## BRIEF
Show the lines below where "Luciferase" occurs.

Records from a collection of figures

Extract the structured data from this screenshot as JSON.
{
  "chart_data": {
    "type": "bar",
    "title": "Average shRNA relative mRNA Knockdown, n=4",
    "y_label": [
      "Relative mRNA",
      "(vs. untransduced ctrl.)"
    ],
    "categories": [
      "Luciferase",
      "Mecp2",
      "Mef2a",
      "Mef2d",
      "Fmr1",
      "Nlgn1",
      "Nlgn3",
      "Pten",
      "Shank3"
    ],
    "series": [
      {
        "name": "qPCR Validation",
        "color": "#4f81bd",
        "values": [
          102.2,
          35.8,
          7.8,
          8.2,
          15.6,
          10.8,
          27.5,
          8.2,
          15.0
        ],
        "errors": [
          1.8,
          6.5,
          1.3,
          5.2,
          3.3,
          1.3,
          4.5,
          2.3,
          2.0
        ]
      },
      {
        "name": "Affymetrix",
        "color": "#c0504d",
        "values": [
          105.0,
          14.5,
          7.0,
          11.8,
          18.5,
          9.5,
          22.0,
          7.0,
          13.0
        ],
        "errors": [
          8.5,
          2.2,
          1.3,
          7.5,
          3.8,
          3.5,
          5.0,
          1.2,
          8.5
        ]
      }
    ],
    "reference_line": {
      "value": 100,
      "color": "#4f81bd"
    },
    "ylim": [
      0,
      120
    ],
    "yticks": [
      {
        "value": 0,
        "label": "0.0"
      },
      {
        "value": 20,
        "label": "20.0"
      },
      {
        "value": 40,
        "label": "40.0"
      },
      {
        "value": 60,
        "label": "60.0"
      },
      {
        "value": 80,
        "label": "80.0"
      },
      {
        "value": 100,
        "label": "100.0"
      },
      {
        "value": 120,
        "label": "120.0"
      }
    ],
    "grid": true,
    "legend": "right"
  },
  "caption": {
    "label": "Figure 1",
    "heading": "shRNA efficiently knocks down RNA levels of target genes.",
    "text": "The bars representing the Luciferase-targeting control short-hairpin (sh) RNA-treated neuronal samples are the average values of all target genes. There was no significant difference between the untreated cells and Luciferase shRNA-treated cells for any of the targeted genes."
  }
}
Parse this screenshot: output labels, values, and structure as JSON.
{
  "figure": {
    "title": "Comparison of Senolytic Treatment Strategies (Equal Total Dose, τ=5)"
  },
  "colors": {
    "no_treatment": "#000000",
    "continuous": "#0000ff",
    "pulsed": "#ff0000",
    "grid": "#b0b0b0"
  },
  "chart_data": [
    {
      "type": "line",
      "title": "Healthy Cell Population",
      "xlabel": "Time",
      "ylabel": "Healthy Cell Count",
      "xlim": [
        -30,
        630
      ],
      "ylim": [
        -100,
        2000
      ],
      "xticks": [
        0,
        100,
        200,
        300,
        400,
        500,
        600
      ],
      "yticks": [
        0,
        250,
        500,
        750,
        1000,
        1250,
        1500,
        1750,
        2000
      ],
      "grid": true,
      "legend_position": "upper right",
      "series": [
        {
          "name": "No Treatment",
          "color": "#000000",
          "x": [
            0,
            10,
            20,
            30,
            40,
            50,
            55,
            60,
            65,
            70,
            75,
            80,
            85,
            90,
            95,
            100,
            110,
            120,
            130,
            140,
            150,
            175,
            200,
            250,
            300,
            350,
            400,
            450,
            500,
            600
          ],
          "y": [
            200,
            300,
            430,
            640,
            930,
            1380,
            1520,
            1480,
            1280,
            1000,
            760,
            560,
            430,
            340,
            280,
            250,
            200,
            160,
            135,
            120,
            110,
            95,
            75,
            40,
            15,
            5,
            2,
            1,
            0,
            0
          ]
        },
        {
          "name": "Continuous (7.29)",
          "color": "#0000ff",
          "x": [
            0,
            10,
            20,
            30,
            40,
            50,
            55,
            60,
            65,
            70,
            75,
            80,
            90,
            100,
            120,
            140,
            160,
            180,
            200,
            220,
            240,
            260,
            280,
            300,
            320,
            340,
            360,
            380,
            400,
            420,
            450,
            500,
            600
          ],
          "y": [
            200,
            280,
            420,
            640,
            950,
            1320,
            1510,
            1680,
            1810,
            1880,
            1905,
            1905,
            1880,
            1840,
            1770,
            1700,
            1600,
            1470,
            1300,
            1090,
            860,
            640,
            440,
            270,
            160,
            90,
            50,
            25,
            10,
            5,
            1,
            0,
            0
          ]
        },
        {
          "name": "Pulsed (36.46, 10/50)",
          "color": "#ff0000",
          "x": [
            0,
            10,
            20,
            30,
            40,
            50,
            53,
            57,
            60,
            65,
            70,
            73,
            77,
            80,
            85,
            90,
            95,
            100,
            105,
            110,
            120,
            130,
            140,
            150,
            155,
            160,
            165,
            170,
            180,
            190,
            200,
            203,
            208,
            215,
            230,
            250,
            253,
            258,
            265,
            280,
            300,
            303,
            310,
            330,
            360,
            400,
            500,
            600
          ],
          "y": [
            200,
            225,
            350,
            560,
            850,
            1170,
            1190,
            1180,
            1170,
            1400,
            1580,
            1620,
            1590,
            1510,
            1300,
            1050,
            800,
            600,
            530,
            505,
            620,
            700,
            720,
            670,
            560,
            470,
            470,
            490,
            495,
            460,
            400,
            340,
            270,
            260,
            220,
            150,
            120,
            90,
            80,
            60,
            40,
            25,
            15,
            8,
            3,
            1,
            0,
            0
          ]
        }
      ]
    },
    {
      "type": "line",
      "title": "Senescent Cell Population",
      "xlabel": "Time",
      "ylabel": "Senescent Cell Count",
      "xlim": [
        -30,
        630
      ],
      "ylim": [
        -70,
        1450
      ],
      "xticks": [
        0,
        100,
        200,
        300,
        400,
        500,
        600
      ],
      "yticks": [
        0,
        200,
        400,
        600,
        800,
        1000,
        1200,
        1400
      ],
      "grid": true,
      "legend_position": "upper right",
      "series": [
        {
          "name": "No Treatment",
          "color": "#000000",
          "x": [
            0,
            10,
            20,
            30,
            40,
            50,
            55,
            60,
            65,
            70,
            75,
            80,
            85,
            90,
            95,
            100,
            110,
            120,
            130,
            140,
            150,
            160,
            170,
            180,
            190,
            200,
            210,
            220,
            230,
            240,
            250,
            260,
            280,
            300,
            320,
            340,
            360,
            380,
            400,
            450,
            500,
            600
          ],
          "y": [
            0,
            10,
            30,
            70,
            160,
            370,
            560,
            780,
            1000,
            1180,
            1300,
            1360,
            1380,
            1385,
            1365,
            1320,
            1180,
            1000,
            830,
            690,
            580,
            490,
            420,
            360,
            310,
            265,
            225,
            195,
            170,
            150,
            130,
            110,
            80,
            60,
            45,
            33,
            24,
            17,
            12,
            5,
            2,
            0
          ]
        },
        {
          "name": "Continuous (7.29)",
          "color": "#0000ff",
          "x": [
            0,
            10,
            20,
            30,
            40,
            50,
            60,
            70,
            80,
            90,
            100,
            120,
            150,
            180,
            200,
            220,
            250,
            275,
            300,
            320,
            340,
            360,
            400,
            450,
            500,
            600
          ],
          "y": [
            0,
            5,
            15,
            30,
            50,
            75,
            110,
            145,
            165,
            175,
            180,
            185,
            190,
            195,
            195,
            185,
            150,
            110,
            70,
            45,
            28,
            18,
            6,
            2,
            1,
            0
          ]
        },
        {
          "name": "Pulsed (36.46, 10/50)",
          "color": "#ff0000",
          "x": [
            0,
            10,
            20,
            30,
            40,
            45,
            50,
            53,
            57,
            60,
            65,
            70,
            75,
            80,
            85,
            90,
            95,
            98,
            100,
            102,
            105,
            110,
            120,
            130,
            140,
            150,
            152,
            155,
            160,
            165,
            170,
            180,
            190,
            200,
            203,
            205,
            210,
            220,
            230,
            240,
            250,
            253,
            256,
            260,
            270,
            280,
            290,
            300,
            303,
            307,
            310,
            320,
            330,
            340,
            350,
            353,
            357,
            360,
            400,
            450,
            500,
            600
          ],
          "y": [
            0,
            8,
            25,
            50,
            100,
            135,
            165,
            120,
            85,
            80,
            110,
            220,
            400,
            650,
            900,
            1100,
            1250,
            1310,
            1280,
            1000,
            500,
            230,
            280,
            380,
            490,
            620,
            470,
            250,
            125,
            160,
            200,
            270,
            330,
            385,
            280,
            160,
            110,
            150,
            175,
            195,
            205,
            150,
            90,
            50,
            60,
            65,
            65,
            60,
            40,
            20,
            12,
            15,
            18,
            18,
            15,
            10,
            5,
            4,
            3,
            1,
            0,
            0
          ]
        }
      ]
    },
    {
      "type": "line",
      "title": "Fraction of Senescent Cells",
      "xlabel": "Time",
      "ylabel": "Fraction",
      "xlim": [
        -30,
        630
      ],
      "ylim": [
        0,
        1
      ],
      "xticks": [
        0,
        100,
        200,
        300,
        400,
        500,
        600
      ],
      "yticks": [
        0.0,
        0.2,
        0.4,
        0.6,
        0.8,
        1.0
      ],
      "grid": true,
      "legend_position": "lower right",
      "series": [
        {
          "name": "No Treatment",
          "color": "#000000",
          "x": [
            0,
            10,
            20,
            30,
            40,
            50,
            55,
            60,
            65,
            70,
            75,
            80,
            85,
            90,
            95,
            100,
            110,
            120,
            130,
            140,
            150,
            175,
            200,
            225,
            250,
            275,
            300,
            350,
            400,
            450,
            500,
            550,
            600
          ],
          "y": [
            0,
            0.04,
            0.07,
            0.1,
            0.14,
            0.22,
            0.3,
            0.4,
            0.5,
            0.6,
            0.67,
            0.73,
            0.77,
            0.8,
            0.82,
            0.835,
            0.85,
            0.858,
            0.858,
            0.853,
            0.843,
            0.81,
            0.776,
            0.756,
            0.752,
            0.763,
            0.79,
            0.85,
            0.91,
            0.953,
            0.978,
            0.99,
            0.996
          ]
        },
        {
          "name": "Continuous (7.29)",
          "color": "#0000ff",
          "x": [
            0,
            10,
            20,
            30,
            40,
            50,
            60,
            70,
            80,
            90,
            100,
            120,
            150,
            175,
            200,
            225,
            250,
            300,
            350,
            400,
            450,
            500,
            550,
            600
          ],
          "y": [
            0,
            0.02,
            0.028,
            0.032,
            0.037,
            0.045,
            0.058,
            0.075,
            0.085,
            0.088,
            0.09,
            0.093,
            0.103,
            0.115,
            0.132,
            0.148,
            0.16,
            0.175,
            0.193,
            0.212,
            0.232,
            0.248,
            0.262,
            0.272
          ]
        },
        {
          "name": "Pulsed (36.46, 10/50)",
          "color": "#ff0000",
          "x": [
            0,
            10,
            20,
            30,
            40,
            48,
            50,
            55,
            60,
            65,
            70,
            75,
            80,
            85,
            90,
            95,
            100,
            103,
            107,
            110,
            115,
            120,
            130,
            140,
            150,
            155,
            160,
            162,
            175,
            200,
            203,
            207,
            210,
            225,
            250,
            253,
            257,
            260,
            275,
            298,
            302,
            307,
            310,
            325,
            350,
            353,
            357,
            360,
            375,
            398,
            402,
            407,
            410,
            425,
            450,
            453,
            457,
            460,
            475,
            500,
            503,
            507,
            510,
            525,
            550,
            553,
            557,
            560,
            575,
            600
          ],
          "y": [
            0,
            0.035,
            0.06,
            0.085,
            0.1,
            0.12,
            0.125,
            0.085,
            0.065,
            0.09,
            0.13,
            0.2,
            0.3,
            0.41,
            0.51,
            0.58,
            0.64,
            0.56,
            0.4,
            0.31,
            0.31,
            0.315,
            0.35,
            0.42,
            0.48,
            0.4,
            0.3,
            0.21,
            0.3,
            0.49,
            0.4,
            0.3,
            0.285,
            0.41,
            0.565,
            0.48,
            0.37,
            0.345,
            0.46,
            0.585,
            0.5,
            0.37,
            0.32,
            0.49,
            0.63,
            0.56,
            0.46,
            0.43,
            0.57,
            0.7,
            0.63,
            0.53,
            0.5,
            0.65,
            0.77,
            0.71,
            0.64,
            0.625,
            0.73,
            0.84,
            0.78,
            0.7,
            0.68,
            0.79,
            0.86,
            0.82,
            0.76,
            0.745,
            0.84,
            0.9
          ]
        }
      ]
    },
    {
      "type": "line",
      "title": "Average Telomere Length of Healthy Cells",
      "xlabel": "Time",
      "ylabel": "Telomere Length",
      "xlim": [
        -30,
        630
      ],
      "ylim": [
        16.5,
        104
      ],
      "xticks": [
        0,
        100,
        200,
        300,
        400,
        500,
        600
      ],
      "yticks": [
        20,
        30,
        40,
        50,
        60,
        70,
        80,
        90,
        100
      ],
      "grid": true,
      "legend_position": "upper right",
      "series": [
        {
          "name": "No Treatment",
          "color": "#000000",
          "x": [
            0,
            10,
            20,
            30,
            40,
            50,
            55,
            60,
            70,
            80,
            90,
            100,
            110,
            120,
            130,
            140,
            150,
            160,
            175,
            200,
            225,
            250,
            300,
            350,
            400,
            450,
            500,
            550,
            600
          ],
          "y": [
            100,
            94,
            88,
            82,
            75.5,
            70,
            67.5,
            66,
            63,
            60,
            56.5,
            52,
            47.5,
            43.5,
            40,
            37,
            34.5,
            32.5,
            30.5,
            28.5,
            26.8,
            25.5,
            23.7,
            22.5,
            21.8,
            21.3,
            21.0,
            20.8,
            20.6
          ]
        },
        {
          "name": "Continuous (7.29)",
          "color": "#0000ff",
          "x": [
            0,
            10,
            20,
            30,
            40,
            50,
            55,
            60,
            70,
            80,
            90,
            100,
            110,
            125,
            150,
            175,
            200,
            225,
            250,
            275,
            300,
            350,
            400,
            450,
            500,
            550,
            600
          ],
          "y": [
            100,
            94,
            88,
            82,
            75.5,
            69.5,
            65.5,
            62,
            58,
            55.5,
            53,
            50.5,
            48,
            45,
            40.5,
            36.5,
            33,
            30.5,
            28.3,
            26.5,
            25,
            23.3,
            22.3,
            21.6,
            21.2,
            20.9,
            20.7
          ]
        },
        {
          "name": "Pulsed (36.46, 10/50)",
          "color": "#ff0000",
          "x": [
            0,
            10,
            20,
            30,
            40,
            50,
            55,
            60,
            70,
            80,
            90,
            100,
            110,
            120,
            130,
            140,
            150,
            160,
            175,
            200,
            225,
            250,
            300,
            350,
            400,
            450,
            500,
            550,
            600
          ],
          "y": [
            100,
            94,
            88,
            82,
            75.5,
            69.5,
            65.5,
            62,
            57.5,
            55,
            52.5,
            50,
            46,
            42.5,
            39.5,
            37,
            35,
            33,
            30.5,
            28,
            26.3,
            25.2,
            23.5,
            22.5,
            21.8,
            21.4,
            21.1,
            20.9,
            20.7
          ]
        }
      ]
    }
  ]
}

## RESULT OF THE TASK
      "Luciferase",
    "text": "The bars representing the Luciferase-targeting control short-hairpin (sh) RNA-treated neuronal samples are the average values of all target genes. There was no significant difference between the untreated cells and Luciferase shRNA-treated cells for any of the targeted genes."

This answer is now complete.